Data records:

────

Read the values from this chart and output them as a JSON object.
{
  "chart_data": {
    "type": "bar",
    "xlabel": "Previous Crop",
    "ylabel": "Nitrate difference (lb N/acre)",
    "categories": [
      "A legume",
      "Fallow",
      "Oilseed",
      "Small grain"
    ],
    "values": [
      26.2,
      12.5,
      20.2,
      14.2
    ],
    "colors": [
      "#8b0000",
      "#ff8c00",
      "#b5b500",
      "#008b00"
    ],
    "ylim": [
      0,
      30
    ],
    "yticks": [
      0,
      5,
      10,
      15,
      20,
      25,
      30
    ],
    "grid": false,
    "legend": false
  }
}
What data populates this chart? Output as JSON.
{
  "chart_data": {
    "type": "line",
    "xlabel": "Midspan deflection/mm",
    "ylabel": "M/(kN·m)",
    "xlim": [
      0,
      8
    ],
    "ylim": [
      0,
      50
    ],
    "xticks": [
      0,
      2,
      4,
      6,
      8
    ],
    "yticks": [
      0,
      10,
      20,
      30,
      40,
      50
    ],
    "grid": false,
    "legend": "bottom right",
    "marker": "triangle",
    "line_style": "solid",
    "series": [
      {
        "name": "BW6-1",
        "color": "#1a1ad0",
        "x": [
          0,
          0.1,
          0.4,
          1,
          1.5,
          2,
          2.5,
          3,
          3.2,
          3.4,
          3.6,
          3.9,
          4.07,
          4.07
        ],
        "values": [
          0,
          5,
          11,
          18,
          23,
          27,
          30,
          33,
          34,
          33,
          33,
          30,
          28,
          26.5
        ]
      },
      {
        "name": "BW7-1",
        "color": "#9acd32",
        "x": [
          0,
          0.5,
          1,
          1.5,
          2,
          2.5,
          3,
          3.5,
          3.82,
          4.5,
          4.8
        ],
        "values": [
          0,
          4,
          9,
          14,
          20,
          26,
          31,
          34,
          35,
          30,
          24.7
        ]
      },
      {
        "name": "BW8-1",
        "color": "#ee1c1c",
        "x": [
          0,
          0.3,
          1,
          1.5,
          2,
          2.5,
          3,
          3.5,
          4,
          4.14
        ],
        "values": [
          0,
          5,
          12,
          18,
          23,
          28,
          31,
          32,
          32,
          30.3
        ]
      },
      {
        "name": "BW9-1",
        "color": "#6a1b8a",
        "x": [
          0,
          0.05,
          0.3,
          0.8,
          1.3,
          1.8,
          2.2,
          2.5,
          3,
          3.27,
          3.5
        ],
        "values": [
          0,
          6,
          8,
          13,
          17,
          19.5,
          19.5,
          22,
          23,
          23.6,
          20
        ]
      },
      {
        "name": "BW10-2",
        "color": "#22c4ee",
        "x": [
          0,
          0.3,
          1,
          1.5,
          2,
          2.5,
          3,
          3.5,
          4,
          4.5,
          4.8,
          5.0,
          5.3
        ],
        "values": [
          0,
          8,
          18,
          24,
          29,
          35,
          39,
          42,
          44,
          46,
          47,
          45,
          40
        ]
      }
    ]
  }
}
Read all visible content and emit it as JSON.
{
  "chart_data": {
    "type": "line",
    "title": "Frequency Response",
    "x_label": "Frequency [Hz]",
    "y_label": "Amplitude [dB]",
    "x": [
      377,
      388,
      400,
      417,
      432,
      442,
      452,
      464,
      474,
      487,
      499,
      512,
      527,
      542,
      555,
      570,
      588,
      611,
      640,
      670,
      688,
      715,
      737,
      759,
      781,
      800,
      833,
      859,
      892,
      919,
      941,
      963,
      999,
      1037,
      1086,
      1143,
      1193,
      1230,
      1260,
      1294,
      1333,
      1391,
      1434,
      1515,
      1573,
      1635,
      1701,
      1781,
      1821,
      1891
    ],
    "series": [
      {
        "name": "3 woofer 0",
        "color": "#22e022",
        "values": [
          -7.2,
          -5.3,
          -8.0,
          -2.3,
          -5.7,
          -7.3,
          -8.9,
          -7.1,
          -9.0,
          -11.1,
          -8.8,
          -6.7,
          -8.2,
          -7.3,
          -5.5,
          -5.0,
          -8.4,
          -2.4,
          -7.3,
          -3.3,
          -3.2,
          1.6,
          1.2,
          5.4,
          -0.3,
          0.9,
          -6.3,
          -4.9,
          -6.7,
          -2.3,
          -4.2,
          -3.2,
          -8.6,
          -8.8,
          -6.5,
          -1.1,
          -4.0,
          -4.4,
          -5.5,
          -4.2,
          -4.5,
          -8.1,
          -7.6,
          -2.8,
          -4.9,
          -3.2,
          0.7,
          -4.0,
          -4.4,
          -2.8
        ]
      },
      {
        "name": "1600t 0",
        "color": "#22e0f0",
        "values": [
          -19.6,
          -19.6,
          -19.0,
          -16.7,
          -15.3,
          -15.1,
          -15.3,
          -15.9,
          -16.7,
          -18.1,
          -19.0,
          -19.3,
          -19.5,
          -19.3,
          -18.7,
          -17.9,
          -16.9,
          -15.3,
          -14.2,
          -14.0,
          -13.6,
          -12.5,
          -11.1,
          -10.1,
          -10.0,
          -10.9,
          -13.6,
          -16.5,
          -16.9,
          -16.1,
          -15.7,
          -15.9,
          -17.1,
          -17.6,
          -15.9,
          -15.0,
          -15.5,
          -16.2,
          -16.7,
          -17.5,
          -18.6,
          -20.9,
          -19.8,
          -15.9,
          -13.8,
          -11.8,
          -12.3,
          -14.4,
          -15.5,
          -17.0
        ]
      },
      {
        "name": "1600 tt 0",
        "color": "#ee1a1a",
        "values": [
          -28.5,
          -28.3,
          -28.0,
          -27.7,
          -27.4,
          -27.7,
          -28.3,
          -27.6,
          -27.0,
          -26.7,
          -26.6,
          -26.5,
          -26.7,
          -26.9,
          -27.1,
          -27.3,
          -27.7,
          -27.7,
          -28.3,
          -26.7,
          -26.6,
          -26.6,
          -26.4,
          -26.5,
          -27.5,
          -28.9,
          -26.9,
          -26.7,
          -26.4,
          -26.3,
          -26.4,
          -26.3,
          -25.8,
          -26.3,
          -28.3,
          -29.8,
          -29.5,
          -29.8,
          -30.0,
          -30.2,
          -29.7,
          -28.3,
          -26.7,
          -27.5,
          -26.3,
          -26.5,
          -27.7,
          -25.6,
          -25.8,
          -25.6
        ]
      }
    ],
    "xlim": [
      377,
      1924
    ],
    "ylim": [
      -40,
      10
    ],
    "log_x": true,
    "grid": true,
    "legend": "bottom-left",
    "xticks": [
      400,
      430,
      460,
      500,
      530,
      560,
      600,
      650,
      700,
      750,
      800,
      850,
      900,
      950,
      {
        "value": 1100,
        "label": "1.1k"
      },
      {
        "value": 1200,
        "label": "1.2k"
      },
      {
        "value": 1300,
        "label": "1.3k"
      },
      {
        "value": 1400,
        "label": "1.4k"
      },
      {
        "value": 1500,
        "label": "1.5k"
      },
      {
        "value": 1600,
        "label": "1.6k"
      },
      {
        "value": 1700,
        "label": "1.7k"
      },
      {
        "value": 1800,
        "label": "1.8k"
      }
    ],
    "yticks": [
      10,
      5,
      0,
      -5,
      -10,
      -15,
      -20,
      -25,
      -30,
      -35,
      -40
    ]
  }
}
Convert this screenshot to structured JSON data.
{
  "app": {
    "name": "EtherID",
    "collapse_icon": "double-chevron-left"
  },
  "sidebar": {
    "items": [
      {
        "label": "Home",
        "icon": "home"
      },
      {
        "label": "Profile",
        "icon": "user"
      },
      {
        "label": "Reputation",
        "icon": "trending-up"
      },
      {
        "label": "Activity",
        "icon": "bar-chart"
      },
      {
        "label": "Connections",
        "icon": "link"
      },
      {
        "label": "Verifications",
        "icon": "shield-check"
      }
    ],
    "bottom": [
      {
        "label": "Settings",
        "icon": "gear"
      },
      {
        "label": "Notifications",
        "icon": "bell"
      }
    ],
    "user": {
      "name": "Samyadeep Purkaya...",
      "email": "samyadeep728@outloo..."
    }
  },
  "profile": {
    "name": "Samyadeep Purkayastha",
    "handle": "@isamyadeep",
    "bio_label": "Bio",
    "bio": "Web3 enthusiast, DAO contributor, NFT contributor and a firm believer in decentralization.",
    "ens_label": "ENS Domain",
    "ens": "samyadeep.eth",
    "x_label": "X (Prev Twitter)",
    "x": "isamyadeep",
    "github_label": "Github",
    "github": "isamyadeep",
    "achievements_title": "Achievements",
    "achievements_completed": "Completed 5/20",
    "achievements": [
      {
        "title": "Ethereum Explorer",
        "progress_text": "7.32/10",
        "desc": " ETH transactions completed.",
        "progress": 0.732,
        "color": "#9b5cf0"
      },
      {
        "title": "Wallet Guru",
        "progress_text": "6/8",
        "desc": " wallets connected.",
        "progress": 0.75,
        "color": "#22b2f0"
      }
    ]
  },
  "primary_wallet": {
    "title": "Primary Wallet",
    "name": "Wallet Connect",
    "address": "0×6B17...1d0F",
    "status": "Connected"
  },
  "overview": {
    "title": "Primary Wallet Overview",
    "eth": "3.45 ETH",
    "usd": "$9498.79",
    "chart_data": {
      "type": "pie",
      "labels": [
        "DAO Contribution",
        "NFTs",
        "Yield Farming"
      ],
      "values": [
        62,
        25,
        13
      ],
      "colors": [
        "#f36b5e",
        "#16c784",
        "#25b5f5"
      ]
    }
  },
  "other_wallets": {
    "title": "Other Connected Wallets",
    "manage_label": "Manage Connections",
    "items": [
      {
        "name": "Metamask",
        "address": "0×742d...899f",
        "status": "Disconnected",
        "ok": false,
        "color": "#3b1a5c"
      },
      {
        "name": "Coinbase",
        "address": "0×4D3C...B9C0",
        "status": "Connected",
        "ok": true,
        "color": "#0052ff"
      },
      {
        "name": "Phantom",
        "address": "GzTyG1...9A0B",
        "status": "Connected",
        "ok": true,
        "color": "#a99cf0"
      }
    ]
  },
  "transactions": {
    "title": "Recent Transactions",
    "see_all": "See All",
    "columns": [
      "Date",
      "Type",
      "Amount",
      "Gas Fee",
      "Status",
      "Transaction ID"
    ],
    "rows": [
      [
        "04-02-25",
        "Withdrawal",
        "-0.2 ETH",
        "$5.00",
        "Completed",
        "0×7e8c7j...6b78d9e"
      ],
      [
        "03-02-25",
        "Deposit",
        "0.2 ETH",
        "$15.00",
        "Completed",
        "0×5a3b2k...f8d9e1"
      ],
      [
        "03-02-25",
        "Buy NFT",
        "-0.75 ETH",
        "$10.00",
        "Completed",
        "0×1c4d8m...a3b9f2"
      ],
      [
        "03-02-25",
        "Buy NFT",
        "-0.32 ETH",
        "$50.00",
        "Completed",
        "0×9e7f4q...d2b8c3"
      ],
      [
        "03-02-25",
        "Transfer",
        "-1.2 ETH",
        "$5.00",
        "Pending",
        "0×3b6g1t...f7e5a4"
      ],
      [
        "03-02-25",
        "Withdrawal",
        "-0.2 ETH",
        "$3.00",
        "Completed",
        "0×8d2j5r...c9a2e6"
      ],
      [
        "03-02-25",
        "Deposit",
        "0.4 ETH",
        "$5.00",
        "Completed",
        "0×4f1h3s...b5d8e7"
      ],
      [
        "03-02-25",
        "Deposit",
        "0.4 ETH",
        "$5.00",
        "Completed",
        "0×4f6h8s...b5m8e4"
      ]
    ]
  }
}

────

**Problem description:** How many lines in the listing contain "JSON"? Answer with the number alone.

**Answer to the exercise:** 4